(Dataset excerpt)
+---+

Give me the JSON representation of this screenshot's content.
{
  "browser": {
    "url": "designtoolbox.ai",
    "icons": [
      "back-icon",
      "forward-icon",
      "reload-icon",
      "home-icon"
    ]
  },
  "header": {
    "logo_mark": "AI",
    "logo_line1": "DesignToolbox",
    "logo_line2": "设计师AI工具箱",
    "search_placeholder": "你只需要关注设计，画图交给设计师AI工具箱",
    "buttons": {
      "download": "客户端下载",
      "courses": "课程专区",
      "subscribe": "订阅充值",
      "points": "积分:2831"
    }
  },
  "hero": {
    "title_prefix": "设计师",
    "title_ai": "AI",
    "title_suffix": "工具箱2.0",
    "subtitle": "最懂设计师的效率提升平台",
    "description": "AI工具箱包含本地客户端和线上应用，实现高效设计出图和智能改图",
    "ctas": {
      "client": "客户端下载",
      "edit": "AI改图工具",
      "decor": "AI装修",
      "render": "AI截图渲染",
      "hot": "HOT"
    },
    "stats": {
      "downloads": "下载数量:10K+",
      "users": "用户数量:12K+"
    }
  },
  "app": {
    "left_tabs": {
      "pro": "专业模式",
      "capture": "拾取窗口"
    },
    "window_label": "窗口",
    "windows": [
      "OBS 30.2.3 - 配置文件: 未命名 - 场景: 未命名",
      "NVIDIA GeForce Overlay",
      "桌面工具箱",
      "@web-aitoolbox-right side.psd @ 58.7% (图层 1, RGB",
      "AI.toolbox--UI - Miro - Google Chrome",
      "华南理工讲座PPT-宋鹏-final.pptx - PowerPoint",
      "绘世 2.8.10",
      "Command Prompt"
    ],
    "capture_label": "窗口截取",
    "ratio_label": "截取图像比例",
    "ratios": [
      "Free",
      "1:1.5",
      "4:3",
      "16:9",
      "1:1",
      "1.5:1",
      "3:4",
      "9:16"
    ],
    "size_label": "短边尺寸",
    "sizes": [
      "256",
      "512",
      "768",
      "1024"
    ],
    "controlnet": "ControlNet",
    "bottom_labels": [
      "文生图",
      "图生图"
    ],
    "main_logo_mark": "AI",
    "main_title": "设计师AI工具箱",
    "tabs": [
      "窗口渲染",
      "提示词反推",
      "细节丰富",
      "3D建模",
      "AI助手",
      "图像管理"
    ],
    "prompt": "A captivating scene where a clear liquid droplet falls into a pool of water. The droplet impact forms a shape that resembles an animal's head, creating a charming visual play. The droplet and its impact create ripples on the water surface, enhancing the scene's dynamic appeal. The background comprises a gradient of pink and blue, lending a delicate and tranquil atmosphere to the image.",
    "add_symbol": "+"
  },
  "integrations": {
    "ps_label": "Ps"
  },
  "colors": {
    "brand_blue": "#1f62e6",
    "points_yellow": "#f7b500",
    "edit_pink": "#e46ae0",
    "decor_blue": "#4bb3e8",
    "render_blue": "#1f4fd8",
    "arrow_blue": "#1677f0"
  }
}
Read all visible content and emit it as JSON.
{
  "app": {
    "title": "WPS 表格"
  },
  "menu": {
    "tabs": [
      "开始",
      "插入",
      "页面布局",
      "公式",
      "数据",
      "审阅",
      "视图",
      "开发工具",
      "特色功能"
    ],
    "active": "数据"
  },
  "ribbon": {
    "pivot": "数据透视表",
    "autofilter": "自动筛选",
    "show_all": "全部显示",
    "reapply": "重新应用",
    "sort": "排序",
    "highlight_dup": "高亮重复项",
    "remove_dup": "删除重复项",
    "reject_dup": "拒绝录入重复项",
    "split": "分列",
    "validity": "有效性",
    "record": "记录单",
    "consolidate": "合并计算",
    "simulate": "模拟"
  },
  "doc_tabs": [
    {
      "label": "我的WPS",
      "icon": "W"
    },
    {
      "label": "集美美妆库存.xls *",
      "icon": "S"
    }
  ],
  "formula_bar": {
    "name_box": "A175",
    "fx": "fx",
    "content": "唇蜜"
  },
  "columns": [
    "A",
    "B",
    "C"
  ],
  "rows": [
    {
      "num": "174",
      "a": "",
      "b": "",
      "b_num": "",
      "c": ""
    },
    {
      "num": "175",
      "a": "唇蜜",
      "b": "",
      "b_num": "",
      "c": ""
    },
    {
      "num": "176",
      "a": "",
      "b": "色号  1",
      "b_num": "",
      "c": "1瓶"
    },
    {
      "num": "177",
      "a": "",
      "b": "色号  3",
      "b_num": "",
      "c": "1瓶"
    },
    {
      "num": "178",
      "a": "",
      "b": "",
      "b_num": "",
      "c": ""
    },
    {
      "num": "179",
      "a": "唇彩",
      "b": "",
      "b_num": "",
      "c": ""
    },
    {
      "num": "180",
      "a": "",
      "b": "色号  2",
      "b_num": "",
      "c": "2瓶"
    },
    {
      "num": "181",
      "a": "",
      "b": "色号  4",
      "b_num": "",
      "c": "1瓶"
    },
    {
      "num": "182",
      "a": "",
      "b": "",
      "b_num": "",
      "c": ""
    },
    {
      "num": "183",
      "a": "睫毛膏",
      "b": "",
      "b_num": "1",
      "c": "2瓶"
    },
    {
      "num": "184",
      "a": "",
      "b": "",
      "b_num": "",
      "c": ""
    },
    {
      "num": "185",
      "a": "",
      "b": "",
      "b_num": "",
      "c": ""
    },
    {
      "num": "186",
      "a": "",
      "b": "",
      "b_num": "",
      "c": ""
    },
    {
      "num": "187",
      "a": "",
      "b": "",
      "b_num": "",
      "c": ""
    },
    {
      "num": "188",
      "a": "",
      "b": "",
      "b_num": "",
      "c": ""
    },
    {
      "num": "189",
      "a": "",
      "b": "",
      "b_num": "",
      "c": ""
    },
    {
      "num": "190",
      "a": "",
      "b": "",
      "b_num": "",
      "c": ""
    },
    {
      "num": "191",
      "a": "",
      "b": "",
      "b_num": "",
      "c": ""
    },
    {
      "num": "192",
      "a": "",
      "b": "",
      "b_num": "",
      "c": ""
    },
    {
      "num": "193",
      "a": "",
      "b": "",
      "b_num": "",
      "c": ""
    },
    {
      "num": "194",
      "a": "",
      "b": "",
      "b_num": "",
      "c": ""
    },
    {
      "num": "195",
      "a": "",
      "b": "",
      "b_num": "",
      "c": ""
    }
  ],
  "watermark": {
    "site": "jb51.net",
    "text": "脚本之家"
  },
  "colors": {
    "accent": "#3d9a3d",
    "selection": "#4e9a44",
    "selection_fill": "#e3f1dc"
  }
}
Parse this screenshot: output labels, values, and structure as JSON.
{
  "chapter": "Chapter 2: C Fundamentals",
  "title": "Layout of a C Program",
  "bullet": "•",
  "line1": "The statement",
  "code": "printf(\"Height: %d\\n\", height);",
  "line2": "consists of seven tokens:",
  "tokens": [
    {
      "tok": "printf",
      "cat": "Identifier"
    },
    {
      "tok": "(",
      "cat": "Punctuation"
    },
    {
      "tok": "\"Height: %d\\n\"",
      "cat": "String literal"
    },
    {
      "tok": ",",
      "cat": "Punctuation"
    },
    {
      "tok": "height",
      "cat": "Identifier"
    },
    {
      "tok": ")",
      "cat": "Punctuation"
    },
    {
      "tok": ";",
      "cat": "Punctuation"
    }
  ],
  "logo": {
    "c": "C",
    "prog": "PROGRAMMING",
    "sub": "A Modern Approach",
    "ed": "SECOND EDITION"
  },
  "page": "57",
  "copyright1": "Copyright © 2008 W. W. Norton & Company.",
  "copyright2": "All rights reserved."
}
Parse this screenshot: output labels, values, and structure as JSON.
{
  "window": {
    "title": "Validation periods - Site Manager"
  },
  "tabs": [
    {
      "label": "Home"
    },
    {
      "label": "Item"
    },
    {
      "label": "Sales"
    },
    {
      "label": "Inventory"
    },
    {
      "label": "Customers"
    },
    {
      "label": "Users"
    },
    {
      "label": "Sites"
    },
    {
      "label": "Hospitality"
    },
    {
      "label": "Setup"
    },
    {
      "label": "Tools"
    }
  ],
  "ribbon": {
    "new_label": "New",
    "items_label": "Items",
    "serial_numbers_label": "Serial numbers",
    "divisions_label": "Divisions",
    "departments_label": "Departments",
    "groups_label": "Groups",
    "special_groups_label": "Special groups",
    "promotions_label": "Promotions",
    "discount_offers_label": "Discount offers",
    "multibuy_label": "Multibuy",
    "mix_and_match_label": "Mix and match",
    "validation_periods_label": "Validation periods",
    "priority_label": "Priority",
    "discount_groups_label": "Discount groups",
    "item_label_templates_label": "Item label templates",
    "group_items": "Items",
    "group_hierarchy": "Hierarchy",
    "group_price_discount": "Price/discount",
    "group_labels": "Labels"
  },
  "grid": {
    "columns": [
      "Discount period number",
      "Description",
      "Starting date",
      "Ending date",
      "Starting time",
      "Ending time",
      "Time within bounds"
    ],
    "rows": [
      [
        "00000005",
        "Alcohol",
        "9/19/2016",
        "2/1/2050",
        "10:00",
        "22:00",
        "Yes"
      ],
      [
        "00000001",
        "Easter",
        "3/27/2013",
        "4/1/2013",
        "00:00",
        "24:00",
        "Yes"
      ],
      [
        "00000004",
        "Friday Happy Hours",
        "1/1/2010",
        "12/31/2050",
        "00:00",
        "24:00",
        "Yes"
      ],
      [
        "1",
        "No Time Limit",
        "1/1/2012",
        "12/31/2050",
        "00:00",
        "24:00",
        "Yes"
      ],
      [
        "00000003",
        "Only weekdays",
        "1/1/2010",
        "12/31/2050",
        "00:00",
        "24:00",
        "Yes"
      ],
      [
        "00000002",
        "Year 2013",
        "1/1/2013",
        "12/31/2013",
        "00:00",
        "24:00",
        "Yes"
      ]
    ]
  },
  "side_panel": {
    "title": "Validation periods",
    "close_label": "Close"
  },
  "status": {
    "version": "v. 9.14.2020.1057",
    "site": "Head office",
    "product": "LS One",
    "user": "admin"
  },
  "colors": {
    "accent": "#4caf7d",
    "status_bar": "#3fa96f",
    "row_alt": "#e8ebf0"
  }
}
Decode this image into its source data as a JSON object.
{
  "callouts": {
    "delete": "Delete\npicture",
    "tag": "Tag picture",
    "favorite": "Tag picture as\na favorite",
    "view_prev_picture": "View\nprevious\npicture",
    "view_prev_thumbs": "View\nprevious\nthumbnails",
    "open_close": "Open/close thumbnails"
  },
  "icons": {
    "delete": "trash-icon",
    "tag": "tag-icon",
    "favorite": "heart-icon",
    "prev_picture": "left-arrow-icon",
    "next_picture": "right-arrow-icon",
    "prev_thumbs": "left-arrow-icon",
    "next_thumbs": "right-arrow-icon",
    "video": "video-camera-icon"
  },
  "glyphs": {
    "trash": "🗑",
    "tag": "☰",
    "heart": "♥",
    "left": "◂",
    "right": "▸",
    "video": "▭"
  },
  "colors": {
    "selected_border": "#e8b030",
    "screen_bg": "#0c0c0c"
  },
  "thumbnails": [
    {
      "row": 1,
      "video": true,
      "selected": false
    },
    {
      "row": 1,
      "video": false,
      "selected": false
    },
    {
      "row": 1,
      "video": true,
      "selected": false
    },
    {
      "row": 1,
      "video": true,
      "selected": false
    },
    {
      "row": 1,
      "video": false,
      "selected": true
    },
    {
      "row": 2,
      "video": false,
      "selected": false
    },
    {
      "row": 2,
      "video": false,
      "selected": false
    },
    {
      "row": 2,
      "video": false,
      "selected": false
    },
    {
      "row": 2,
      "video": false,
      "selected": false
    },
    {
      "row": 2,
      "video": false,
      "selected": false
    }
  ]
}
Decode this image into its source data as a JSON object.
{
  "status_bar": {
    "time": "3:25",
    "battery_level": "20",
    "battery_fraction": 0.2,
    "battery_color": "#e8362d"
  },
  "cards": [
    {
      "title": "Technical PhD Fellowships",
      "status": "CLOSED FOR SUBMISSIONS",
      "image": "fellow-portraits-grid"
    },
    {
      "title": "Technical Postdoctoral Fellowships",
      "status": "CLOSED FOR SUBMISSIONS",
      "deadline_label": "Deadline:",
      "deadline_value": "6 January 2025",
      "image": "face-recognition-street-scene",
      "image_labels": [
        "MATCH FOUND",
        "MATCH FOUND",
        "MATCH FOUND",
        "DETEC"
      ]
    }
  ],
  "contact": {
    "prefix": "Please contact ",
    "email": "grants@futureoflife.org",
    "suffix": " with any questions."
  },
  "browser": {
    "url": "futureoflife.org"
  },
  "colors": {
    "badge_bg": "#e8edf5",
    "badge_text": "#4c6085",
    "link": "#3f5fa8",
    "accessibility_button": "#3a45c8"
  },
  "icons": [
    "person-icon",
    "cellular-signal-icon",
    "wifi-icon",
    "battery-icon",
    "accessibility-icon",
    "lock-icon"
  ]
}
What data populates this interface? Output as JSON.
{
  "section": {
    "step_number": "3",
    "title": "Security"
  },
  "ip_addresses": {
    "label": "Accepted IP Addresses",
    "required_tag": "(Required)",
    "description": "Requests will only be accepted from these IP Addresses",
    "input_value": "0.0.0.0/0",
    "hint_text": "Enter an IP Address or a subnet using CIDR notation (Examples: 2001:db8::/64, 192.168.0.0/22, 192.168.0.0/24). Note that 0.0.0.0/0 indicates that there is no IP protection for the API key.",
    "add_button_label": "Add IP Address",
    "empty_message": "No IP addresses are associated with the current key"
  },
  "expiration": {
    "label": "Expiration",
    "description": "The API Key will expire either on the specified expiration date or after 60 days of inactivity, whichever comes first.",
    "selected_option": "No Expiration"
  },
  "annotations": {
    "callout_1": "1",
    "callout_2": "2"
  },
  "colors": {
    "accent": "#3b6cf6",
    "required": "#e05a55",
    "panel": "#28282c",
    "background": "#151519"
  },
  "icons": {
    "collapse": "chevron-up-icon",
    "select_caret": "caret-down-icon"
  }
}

+---+

» **Given instruction**:
Copy each line holding the word "JSON" from the listing above.

» **Answer to this problem**:
Give me the JSON representation of this screenshot's content.
Read all visible content and emit it as JSON.
Parse this screenshot: output labels, values, and structure as JSON.
Parse this screenshot: output labels, values, and structure as JSON.
Decode this image into its source data as a JSON object.
Decode this image into its source data as a JSON object.
What data populates this interface? Output as JSON.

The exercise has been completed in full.